| Challenge |
Pick out every line of the entries below where "will" occurs, and copy those lines.

| Extracted material |

++++++

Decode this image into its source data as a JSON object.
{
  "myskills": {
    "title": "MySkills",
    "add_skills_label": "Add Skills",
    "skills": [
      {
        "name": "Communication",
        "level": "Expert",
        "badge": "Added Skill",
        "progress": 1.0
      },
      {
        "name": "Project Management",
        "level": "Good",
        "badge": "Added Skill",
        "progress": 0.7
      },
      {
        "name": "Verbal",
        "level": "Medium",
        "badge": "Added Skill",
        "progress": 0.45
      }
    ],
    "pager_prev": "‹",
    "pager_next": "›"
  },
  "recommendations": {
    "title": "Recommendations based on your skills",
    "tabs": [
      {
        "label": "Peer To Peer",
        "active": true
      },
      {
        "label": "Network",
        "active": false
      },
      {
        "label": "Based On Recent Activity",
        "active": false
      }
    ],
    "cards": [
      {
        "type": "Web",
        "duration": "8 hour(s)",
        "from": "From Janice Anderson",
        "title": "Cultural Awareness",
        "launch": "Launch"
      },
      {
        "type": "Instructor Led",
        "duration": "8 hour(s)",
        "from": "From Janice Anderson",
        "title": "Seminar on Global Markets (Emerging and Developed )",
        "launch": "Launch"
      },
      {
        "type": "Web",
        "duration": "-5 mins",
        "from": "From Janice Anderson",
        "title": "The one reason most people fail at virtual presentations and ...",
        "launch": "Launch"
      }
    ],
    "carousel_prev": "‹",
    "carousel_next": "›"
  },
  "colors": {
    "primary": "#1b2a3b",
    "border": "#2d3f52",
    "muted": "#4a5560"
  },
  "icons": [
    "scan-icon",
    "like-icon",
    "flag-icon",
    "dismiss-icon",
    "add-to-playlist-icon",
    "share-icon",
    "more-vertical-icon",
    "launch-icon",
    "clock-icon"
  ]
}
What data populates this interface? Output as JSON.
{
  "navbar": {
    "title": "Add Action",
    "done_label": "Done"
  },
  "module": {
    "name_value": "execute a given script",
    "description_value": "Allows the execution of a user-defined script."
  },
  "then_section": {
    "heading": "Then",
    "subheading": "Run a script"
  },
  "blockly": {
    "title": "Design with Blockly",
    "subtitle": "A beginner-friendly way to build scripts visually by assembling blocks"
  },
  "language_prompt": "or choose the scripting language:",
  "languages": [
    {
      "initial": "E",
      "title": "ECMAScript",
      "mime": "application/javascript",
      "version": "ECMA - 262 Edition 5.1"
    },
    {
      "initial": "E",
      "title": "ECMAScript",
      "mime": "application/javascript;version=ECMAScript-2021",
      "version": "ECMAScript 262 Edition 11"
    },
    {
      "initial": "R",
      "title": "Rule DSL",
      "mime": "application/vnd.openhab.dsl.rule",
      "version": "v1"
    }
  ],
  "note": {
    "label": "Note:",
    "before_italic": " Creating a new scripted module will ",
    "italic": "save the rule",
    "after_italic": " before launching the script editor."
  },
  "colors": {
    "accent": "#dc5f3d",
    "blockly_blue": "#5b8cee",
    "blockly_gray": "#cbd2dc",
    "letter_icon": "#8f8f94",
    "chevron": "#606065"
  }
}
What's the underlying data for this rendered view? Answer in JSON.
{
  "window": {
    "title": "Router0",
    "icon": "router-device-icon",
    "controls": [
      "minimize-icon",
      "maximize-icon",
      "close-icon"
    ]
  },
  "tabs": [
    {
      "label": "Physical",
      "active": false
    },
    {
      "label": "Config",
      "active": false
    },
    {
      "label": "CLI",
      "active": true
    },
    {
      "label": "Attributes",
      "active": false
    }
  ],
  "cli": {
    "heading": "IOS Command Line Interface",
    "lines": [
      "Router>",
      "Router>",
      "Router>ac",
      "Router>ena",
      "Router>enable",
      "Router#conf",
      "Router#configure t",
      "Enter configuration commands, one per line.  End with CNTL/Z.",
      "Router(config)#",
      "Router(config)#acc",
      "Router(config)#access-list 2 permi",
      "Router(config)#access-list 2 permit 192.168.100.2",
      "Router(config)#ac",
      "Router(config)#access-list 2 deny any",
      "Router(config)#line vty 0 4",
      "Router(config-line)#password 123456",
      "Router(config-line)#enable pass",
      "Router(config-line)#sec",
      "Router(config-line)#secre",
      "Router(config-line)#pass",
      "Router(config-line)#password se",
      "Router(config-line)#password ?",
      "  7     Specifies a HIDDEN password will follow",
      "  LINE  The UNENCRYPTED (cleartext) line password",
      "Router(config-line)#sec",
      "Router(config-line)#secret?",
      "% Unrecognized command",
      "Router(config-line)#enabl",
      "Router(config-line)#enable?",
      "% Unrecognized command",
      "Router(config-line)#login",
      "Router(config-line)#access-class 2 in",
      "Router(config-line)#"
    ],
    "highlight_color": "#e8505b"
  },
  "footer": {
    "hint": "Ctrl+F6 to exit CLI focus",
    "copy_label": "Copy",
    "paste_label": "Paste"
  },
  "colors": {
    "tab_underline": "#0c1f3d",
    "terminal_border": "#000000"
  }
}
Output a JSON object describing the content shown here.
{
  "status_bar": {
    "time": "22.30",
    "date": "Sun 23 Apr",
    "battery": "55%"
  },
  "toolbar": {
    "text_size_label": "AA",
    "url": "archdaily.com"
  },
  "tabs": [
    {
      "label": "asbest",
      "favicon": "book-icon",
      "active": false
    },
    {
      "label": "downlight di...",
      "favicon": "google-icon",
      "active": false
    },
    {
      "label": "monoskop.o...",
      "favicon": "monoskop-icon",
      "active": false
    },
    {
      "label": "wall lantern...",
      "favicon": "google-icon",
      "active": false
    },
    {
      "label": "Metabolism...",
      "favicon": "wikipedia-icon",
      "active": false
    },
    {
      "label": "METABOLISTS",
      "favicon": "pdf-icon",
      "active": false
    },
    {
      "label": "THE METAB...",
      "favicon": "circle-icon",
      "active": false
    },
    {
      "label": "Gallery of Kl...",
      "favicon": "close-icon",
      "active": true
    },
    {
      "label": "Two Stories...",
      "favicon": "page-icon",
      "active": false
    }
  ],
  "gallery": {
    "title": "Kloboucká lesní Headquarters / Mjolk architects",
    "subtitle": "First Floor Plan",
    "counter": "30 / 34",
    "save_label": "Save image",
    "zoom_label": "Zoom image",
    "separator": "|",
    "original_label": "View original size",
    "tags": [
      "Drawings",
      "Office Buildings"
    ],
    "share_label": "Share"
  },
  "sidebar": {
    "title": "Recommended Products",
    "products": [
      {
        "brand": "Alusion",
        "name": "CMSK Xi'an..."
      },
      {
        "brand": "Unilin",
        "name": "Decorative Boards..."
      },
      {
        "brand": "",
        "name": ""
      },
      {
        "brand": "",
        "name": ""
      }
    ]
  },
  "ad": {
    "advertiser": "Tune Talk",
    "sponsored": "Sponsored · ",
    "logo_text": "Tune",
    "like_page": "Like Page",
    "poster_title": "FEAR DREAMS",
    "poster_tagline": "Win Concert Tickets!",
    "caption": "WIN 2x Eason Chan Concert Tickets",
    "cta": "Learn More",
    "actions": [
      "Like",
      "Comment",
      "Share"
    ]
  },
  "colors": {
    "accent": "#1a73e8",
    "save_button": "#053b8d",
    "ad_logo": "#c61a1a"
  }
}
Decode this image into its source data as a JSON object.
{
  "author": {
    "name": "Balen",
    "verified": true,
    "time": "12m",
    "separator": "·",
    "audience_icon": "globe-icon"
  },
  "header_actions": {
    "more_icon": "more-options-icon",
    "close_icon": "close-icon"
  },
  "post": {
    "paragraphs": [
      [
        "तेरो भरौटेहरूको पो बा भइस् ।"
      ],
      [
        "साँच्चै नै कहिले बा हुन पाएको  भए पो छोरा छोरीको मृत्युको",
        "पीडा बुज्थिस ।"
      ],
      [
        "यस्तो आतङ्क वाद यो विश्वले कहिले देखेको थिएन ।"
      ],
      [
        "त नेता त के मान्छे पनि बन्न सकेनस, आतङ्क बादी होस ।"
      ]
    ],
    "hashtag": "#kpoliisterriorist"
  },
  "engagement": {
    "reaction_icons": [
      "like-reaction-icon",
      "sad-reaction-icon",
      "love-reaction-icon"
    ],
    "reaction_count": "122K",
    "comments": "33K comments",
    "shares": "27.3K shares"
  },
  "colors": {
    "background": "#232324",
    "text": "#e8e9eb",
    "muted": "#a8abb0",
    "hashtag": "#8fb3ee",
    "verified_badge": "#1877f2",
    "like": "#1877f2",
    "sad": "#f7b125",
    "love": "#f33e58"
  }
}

++++++

| Exercise result |
    "before_italic": " Creating a new scripted module will ",
      "  7     Specifies a HIDDEN password will follow",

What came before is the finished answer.